- [Problem details] Copy the records from their beginning through the line containing "contact-email-label: Email: [14,152,52,168]", substituting "bullet-marker" for "bullet-dot-icon" and leaving everything else unchanged.

- [Extracted records]
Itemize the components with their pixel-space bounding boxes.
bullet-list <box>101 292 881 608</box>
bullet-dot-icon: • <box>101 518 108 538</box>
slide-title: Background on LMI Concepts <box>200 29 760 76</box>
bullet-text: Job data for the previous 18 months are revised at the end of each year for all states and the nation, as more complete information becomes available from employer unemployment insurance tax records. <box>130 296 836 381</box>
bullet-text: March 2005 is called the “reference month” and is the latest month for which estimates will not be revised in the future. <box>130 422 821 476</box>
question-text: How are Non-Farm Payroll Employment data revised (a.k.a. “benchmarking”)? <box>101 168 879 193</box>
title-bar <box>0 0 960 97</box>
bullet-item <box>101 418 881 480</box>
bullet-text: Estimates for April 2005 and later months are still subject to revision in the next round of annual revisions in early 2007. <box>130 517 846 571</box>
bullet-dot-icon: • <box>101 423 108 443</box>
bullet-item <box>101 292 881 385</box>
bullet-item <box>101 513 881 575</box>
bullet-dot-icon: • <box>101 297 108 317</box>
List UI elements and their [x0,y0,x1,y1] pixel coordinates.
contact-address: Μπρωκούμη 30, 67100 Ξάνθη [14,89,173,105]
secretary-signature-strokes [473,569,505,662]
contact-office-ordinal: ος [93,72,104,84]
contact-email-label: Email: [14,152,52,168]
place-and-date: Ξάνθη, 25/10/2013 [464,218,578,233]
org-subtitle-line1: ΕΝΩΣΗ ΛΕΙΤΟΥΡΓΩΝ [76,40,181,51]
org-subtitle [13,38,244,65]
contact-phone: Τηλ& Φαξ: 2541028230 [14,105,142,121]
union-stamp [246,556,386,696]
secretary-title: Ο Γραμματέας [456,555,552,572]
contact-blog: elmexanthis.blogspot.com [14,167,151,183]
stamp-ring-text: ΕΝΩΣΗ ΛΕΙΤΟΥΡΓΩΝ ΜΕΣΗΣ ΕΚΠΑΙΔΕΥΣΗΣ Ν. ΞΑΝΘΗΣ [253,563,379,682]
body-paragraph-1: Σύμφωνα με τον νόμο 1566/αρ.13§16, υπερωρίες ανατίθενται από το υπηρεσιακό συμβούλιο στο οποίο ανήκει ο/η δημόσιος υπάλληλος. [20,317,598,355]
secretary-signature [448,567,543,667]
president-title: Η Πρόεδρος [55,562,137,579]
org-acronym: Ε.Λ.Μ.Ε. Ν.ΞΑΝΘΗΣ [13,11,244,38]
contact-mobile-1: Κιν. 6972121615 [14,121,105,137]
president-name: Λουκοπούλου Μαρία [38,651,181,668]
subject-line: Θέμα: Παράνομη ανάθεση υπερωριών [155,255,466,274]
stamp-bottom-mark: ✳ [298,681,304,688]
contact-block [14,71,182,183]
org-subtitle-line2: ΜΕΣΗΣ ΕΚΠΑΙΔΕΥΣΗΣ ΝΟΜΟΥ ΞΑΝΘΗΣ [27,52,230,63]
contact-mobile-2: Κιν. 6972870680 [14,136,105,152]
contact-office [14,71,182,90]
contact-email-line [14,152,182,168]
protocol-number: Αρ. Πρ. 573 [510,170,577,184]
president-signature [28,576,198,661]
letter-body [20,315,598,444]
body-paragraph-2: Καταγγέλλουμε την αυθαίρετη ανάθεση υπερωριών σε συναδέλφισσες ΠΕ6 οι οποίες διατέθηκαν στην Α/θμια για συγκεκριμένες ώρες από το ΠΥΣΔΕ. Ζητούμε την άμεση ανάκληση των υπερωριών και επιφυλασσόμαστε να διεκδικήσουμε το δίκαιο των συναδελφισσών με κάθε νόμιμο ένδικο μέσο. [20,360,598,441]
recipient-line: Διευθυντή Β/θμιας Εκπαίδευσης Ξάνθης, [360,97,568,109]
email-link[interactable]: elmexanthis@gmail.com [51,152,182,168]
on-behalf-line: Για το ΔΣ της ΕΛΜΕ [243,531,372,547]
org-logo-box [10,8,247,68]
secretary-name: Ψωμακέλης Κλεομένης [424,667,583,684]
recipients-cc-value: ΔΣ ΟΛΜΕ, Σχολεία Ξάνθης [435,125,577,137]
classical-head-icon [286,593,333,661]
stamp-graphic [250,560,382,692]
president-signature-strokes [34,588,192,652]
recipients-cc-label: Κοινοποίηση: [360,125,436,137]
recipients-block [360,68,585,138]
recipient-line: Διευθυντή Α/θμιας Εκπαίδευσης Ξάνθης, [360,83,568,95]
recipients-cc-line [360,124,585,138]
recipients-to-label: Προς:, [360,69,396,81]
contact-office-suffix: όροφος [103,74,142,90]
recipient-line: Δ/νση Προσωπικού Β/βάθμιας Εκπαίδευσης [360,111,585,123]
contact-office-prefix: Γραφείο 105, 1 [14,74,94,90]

- [Task result]
Itemize the components with their pixel-space bounding boxes.
bullet-list <box>101 292 881 608</box>
bullet-marker: • <box>101 518 108 538</box>
slide-title: Background on LMI Concepts <box>200 29 760 76</box>
bullet-text: Job data for the previous 18 months are revised at the end of each year for all states and the nation, as more complete information becomes available from employer unemployment insurance tax records. <box>130 296 836 381</box>
bullet-text: March 2005 is called the “reference month” and is the latest month for which estimates will not be revised in the future. <box>130 422 821 476</box>
question-text: How are Non-Farm Payroll Employment data revised (a.k.a. “benchmarking”)? <box>101 168 879 193</box>
title-bar <box>0 0 960 97</box>
bullet-item <box>101 418 881 480</box>
bullet-text: Estimates for April 2005 and later months are still subject to revision in the next round of annual revisions in early 2007. <box>130 517 846 571</box>
bullet-marker: • <box>101 423 108 443</box>
bullet-item <box>101 292 881 385</box>
bullet-item <box>101 513 881 575</box>
bullet-marker: • <box>101 297 108 317</box>
List UI elements and their [x0,y0,x1,y1] pixel coordinates.
contact-address: Μπρωκούμη 30, 67100 Ξάνθη [14,89,173,105]
secretary-signature-strokes [473,569,505,662]
contact-office-ordinal: ος [93,72,104,84]
contact-email-label: Email: [14,152,52,168]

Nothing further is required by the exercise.